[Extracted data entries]
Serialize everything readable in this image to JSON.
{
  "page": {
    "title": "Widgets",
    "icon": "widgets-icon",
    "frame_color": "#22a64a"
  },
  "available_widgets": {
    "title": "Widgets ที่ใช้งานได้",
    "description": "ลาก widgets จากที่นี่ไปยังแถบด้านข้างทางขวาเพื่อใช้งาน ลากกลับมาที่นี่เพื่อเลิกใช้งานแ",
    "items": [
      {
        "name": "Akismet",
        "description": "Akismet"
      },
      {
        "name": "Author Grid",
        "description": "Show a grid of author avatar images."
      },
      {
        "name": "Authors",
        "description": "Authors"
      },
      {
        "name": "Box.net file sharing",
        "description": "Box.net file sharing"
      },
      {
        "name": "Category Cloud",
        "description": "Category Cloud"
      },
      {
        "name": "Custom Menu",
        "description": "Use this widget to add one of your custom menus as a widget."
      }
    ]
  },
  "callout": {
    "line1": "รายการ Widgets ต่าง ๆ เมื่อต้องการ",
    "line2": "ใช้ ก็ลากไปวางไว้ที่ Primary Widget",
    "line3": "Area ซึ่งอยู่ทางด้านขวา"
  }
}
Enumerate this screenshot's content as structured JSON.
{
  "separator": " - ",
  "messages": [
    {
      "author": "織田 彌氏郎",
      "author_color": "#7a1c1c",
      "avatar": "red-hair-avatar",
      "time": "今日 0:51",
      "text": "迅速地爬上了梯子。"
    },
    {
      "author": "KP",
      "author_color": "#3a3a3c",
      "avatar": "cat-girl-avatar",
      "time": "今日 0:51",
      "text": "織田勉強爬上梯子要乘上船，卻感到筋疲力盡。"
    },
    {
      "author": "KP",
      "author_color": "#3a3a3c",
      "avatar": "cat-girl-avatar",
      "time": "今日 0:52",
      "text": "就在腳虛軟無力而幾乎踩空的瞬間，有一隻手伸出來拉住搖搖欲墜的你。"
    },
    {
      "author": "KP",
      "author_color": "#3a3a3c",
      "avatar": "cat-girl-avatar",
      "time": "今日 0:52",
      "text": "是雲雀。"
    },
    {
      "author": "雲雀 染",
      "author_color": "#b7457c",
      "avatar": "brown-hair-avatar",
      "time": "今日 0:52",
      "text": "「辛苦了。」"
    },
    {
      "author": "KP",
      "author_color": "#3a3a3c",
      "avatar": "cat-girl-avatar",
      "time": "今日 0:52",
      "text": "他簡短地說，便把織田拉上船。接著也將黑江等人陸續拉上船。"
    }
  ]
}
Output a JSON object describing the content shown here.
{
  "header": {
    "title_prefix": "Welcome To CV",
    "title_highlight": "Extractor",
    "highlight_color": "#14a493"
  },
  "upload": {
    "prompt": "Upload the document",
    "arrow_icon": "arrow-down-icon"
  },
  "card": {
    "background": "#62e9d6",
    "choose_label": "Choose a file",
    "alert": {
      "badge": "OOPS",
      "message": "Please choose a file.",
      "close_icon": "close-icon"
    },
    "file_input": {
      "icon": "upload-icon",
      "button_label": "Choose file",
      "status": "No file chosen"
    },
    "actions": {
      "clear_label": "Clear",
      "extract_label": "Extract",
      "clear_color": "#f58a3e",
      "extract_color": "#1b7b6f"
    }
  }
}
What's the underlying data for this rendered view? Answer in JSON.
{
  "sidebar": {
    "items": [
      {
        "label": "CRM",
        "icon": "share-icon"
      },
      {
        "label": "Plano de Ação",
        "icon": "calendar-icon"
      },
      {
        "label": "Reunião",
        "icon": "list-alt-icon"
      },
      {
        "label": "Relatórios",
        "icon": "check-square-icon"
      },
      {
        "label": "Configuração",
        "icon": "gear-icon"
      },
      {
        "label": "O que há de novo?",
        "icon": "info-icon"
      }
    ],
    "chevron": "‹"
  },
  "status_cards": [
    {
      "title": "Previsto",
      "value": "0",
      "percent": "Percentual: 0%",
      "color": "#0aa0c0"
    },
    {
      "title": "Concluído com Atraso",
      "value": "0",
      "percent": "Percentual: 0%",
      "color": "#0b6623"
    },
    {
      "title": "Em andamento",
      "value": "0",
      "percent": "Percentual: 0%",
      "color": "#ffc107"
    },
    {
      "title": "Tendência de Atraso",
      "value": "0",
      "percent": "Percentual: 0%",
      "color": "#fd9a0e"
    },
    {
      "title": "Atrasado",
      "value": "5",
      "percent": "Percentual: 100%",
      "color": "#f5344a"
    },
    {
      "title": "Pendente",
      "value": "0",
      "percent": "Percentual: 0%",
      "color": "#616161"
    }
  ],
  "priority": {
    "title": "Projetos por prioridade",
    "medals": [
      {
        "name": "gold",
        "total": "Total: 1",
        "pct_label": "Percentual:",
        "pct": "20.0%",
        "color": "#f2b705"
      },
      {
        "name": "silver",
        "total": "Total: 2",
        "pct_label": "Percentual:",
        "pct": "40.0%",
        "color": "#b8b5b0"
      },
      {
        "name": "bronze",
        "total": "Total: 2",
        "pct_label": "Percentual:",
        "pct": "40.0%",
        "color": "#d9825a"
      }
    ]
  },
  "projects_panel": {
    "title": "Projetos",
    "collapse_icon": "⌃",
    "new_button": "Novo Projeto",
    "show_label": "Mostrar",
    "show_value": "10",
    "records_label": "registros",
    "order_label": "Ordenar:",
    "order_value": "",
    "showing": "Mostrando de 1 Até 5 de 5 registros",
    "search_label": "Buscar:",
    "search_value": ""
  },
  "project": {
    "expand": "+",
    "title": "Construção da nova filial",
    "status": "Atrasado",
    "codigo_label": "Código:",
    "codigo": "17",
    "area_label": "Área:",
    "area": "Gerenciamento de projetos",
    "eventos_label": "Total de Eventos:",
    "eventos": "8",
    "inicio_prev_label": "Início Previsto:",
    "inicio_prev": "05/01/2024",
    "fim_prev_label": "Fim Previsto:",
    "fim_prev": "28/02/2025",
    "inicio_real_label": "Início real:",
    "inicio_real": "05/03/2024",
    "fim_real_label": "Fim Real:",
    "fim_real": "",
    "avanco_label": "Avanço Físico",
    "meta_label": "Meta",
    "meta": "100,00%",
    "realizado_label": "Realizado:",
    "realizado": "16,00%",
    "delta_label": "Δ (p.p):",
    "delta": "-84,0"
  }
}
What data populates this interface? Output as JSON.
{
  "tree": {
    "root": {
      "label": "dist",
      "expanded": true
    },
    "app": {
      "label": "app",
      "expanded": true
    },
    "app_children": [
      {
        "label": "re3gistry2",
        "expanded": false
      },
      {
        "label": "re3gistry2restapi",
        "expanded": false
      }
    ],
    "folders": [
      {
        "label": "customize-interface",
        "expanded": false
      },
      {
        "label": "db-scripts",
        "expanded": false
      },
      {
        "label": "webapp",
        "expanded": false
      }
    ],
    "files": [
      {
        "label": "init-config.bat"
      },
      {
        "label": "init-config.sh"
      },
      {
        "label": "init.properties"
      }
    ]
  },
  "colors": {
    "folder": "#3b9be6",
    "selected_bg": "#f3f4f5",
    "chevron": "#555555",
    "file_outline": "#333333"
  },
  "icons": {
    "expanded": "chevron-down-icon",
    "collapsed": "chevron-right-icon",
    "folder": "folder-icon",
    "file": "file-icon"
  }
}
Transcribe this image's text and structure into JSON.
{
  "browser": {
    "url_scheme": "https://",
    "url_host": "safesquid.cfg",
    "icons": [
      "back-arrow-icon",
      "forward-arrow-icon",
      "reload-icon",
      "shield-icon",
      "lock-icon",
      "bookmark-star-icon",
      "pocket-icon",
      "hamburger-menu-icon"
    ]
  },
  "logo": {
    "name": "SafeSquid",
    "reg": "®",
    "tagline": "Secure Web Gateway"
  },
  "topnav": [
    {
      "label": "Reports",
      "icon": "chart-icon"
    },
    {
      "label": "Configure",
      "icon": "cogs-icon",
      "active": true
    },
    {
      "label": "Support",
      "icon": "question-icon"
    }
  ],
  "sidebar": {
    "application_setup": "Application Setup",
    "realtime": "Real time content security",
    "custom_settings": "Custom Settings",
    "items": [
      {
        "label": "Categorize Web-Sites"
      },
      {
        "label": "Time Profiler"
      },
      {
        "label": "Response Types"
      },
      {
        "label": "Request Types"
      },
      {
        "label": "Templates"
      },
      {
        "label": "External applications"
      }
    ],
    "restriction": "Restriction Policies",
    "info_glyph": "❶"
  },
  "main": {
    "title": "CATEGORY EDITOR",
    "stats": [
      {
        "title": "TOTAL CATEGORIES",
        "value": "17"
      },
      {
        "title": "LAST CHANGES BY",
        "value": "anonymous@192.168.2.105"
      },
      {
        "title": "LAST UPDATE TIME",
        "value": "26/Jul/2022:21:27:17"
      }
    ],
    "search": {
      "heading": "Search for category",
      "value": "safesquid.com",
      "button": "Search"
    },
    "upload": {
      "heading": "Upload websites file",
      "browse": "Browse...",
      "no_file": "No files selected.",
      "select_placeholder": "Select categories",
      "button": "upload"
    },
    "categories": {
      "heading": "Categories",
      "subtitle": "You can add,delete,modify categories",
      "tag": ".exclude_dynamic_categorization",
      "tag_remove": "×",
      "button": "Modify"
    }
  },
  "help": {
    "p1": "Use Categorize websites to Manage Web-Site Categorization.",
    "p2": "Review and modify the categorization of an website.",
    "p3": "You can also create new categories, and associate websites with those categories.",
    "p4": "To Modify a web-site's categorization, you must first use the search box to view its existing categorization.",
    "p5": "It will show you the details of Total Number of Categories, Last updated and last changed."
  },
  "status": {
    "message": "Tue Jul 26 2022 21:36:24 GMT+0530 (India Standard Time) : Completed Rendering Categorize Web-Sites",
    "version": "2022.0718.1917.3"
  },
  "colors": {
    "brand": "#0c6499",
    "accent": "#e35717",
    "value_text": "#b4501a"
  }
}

# What the exercise asks
Lines that include the word "Previsto" are to be extracted from the data above.

# Reply
      "title": "Previsto",
    "inicio_prev_label": "Início Previsto:",
    "fim_prev_label": "Fim Previsto:",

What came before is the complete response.